Job: Would you quote the material below in full and unchanged?

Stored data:

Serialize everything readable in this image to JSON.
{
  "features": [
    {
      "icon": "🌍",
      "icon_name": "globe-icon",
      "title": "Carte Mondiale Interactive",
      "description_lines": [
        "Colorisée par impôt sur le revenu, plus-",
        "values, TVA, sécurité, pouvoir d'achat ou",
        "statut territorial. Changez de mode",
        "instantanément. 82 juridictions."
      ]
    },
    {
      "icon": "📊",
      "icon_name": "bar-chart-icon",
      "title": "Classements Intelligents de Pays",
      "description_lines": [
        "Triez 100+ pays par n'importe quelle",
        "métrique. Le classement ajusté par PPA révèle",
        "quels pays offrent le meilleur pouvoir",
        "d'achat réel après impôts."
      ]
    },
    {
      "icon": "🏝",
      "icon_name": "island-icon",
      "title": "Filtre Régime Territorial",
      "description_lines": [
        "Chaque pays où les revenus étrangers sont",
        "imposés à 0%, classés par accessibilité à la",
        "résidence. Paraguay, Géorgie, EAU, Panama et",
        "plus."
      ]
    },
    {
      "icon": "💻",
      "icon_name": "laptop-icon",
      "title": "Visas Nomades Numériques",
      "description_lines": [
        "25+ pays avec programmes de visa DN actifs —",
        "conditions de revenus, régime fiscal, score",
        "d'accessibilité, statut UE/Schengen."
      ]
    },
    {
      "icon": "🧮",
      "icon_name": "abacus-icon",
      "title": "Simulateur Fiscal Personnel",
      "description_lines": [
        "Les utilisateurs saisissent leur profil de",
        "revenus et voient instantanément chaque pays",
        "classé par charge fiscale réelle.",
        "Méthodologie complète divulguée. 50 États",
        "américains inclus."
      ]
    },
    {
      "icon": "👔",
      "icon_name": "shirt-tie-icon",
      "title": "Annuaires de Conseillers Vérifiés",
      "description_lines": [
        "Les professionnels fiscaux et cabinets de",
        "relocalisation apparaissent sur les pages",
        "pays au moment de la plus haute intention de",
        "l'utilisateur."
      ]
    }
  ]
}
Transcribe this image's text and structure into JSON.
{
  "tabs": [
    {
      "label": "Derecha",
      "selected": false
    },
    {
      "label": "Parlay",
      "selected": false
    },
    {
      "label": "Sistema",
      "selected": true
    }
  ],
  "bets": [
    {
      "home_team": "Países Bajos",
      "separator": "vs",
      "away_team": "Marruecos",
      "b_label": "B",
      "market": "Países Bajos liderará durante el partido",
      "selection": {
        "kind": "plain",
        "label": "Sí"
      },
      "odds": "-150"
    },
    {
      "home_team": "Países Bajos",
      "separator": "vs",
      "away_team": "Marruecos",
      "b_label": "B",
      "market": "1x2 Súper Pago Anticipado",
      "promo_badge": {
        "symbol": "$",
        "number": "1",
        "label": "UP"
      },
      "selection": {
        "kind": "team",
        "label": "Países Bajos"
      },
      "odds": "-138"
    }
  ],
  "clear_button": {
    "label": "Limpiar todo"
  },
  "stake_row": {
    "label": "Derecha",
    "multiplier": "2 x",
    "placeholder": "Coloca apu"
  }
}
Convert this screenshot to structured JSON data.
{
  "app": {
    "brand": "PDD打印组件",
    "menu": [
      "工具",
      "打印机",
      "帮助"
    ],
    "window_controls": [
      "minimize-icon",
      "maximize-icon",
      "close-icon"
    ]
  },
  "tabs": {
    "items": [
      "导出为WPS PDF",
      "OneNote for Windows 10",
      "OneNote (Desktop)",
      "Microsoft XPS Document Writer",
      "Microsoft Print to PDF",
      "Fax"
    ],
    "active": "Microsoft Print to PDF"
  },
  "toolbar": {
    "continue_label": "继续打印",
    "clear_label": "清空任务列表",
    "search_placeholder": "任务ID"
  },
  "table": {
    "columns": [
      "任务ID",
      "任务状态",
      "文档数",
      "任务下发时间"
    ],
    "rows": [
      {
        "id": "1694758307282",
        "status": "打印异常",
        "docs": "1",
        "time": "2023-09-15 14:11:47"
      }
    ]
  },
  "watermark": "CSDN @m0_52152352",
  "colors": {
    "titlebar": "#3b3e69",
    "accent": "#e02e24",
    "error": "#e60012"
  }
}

Reply to the exercise:
Serialize everything readable in this image to JSON.
{
  "features": [
    {
      "icon": "🌍",
      "icon_name": "globe-icon",
      "title": "Carte Mondiale Interactive",
      "description_lines": [
        "Colorisée par impôt sur le revenu, plus-",
        "values, TVA, sécurité, pouvoir d'achat ou",
        "statut territorial. Changez de mode",
        "instantanément. 82 juridictions."
      ]
    },
    {
      "icon": "📊",
      "icon_name": "bar-chart-icon",
      "title": "Classements Intelligents de Pays",
      "description_lines": [
        "Triez 100+ pays par n'importe quelle",
        "métrique. Le classement ajusté par PPA révèle",
        "quels pays offrent le meilleur pouvoir",
        "d'achat réel après impôts."
      ]
    },
    {
      "icon": "🏝",
      "icon_name": "island-icon",
      "title": "Filtre Régime Territorial",
      "description_lines": [
        "Chaque pays où les revenus étrangers sont",
        "imposés à 0%, classés par accessibilité à la",
        "résidence. Paraguay, Géorgie, EAU, Panama et",
        "plus."
      ]
    },
    {
      "icon": "💻",
      "icon_name": "laptop-icon",
      "title": "Visas Nomades Numériques",
      "description_lines": [
        "25+ pays avec programmes de visa DN actifs —",
        "conditions de revenus, régime fiscal, score",
        "d'accessibilité, statut UE/Schengen."
      ]
    },
    {
      "icon": "🧮",
      "icon_name": "abacus-icon",
      "title": "Simulateur Fiscal Personnel",
      "description_lines": [
        "Les utilisateurs saisissent leur profil de",
        "revenus et voient instantanément chaque pays",
        "classé par charge fiscale réelle.",
        "Méthodologie complète divulguée. 50 États",
        "américains inclus."
      ]
    },
    {
      "icon": "👔",
      "icon_name": "shirt-tie-icon",
      "title": "Annuaires de Conseillers Vérifiés",
      "description_lines": [
        "Les professionnels fiscaux et cabinets de",
        "relocalisation apparaissent sur les pages",
        "pays au moment de la plus haute intention de",
        "l'utilisateur."
      ]
    }
  ]
}
Transcribe this image's text and structure into JSON.
{
  "tabs": [
    {
      "label": "Derecha",
      "selected": false
    },
    {
      "label": "Parlay",
      "selected": false
    },
    {
      "label": "Sistema",
      "selected": true
    }
  ],
  "bets": [
    {
      "home_team": "Países Bajos",
      "separator": "vs",
      "away_team": "Marruecos",
      "b_label": "B",
      "market": "Países Bajos liderará durante el partido",
      "selection": {
        "kind": "plain",
        "label": "Sí"
      },
      "odds": "-150"
    },
    {
      "home_team": "Países Bajos",
      "separator": "vs",
      "away_team": "Marruecos",
      "b_label": "B",
      "market": "1x2 Súper Pago Anticipado",
      "promo_badge": {
        "symbol": "$",
        "number": "1",
        "label": "UP"
      },
      "selection": {
        "kind": "team",
        "label": "Países Bajos"
      },
      "odds": "-138"
    }
  ],
  "clear_button": {
    "label": "Limpiar todo"
  },
  "stake_row": {
    "label": "Derecha",
    "multiplier": "2 x",
    "placeholder": "Coloca apu"
  }
}
Convert this screenshot to structured JSON data.
{
  "app": {
    "brand": "PDD打印组件",
    "menu": [
      "工具",
      "打印机",
      "帮助"
    ],
    "window_controls": [
      "minimize-icon",
      "maximize-icon",
      "close-icon"
    ]
  },
  "tabs": {
    "items": [
      "导出为WPS PDF",
      "OneNote for Windows 10",
      "OneNote (Desktop)",
      "Microsoft XPS Document Writer",
      "Microsoft Print to PDF",
      "Fax"
    ],
    "active": "Microsoft Print to PDF"
  },
  "toolbar": {
    "continue_label": "继续打印",
    "clear_label": "清空任务列表",
    "search_placeholder": "任务ID"
  },
  "table": {
    "columns": [
      "任务ID",
      "任务状态",
      "文档数",
      "任务下发时间"
    ],
    "rows": [
      {
        "id": "1694758307282",
        "status": "打印异常",
        "docs": "1",
        "time": "2023-09-15 14:11:47"
      }
    ]
  },
  "watermark": "CSDN @m0_52152352",
  "colors": {
    "titlebar": "#3b3e69",
    "accent": "#e02e24",
    "error": "#e60012"
  }
}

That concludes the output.